What you need to do - Report the count of lines where the string "Windows" appears, and nothing else.

Dataset extract -
* Begin *
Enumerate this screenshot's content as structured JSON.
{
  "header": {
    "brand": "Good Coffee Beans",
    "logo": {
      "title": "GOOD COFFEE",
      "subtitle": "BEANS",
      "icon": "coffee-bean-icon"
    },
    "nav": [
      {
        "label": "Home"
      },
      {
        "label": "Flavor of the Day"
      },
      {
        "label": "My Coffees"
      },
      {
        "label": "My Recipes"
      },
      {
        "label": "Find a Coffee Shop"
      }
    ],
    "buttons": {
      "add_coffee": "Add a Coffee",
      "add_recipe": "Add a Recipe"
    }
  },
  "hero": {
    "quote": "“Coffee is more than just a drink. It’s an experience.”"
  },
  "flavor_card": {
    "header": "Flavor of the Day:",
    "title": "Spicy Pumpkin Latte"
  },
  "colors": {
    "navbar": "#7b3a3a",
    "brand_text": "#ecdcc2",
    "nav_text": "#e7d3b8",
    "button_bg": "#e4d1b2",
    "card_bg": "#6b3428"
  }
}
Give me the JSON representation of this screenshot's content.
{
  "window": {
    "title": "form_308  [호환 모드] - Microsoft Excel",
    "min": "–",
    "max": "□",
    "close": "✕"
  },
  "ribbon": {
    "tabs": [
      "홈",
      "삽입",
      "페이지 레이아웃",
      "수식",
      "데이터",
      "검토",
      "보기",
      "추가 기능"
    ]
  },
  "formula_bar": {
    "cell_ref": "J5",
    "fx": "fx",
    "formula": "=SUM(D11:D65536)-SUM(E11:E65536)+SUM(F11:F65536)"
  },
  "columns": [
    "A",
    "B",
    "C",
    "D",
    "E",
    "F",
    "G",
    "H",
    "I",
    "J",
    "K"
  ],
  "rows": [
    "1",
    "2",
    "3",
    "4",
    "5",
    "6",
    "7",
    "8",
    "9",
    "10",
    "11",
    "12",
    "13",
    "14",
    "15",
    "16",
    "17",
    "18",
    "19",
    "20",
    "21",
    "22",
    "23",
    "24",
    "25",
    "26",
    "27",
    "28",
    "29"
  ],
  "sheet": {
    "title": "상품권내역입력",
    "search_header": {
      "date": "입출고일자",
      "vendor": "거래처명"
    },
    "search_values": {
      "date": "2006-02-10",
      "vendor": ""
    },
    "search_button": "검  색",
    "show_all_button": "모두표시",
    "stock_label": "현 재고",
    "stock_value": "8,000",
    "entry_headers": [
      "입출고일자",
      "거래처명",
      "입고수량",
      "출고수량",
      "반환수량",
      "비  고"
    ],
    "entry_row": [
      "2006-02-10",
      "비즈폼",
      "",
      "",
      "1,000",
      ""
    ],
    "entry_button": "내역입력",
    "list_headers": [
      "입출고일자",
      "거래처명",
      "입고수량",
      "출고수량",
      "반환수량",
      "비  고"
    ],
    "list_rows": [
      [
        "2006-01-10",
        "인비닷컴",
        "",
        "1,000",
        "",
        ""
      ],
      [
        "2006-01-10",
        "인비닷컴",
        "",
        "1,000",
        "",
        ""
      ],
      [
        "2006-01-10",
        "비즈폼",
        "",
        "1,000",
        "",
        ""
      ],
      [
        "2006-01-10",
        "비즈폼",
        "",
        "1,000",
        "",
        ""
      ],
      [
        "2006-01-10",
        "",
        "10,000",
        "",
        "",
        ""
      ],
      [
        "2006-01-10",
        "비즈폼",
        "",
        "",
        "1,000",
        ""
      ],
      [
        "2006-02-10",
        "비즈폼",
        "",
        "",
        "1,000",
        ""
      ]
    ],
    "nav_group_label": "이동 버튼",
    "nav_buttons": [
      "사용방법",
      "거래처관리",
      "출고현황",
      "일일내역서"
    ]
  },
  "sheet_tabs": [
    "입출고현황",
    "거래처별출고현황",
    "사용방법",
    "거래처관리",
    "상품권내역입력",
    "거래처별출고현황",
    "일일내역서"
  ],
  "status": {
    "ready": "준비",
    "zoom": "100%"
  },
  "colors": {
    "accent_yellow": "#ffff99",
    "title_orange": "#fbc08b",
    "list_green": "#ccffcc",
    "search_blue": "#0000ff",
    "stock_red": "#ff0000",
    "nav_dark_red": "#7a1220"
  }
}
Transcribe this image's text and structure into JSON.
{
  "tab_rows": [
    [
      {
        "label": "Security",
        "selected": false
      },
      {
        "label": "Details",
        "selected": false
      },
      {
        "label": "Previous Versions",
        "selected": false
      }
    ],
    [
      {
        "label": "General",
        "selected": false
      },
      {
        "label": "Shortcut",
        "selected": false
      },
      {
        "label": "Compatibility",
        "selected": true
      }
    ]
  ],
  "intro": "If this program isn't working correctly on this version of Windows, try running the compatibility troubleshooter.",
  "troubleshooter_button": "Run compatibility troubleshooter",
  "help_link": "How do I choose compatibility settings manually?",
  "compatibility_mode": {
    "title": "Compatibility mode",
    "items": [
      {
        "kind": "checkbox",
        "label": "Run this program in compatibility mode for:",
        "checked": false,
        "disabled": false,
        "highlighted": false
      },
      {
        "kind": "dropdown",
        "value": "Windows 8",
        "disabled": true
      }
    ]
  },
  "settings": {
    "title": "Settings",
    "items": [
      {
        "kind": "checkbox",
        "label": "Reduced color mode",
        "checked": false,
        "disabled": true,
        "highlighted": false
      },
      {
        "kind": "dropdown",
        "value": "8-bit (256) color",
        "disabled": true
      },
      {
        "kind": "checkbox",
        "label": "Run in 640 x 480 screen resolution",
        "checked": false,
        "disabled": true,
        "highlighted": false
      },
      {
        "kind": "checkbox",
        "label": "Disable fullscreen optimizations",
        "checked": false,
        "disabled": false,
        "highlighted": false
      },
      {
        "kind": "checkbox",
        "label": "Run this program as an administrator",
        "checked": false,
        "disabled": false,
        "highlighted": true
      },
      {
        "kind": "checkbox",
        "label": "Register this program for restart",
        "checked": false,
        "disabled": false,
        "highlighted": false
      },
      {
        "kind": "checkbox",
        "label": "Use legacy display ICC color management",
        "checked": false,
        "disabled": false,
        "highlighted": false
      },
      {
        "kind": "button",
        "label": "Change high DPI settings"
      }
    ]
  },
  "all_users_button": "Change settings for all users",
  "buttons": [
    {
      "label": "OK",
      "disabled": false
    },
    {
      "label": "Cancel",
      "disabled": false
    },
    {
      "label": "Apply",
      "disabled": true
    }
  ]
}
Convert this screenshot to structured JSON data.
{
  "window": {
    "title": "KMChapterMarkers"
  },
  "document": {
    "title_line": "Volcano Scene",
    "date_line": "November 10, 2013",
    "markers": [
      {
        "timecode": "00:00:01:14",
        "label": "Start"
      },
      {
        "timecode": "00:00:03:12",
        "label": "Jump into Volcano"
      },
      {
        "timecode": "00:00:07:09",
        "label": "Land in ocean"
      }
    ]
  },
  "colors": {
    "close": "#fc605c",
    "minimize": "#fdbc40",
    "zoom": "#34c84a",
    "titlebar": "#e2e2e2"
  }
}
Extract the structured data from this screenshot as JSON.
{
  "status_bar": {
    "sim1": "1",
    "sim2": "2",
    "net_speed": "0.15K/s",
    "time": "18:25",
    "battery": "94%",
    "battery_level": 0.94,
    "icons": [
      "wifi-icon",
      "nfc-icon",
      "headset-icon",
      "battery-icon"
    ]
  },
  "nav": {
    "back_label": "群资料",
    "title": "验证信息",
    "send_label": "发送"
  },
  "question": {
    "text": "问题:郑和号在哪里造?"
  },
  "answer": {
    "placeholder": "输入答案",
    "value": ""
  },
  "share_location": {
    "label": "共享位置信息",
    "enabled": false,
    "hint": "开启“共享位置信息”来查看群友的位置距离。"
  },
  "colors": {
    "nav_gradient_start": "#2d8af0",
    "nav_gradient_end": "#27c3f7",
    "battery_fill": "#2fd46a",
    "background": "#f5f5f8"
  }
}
* End *
Exercise result - 2